Aim:
Images are not part of the copy; write out the rest of the data exactly as given.

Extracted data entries
★ ★ ★
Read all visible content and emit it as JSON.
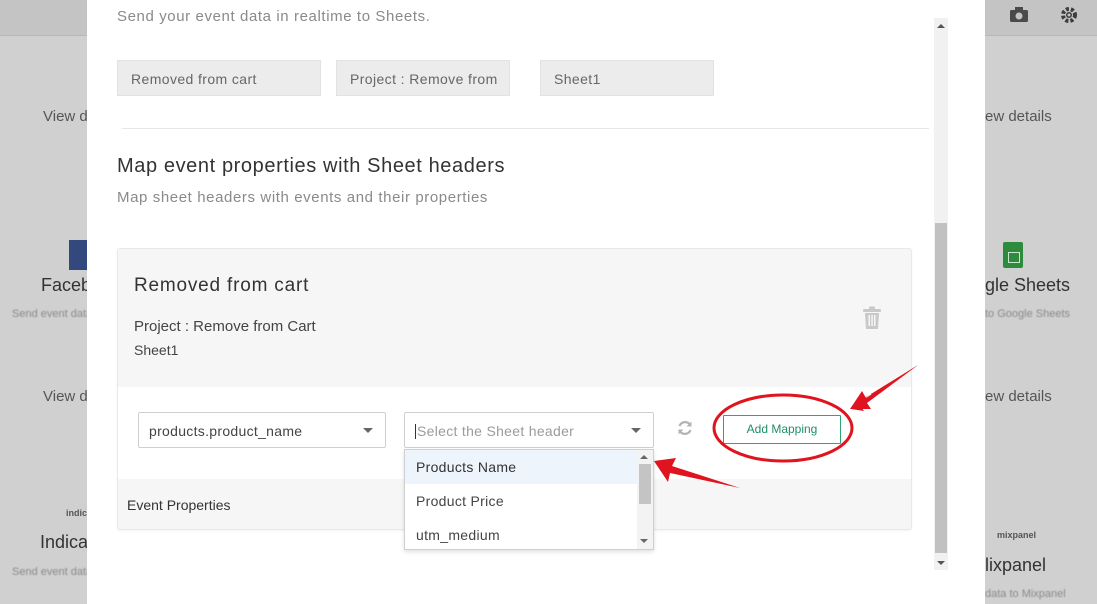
{
  "background": {
    "left_view_details_1": "View d",
    "left_view_details_2": "View d",
    "right_view_details_1": "ew details",
    "right_view_details_2": "ew details",
    "left_card_title_1": "Faceb",
    "left_card_title_2": "Indica",
    "right_card_title_1": "gle Sheets",
    "right_card_title_2": "lixpanel",
    "left_logo_text": "indica",
    "right_logo_text": "mixpanel",
    "left_sub_1": "Send event data to...",
    "left_sub_2": "Send event data to...",
    "right_sub_1": "to Google Sheets",
    "right_sub_2": "data to Mixpanel"
  },
  "modal": {
    "subtitle": "Send your event data in realtime to Sheets.",
    "fields": {
      "event": "Removed from cart",
      "project": "Project : Remove from",
      "sheet": "Sheet1"
    },
    "section_title": "Map event properties with Sheet headers",
    "section_desc": "Map sheet headers with events and their properties",
    "card": {
      "title": "Removed from cart",
      "project": "Project : Remove from Cart",
      "sheet": "Sheet1",
      "event_select_value": "products.product_name",
      "header_select_placeholder": "Select the Sheet header",
      "add_mapping_label": "Add Mapping",
      "event_properties_label": "Event Properties",
      "dropdown_options": [
        "Products Name",
        "Product Price",
        "utm_medium"
      ]
    }
  },
  "colors": {
    "accent_green": "#1f8e66",
    "annotation_red": "#e0141e"
  }
}
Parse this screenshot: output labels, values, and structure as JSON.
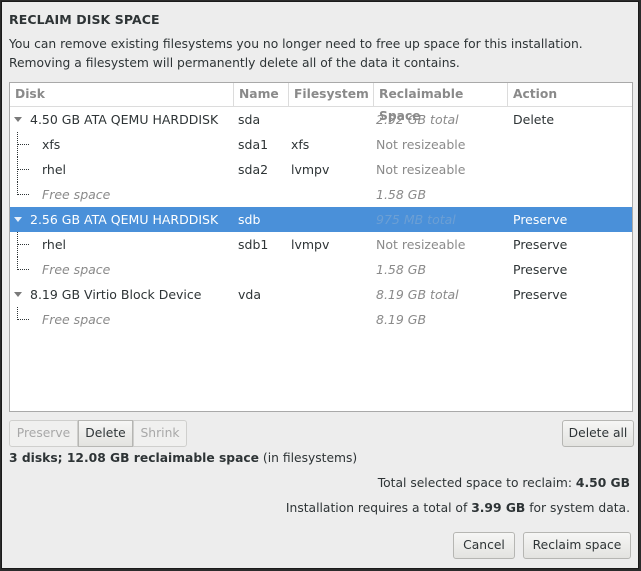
★ ★ ★
In response:
Read all visible content and emit it as JSON.
{
  "background": {
    "left_view_details_1": "View d",
    "left_view_details_2": "View d",
    "right_view_details_1": "ew details",
    "right_view_details_2": "ew details",
    "left_card_title_1": "Faceb",
    "left_card_title_2": "Indica",
    "right_card_title_1": "gle Sheets",
    "right_card_title_2": "lixpanel",
    "left_logo_text": "indica",
    "right_logo_text": "mixpanel",
    "left_sub_1": "Send event data to...",
    "left_sub_2": "Send event data to...",
    "right_sub_1": "to Google Sheets",
    "right_sub_2": "data to Mixpanel"
  },
  "modal": {
    "subtitle": "Send your event data in realtime to Sheets.",
    "fields": {
      "event": "Removed from cart",
      "project": "Project : Remove from",
      "sheet": "Sheet1"
    },
    "section_title": "Map event properties with Sheet headers",
    "section_desc": "Map sheet headers with events and their properties",
    "card": {
      "title": "Removed from cart",
      "project": "Project : Remove from Cart",
      "sheet": "Sheet1",
      "event_select_value": "products.product_name",
      "header_select_placeholder": "Select the Sheet header",
      "add_mapping_label": "Add Mapping",
      "event_properties_label": "Event Properties",
      "dropdown_options": [
        "Products Name",
        "Product Price",
        "utm_medium"
      ]
    }
  },
  "colors": {
    "accent_green": "#1f8e66",
    "annotation_red": "#e0141e"
  }
}
Parse this screenshot: output labels, values, and structure as JSON.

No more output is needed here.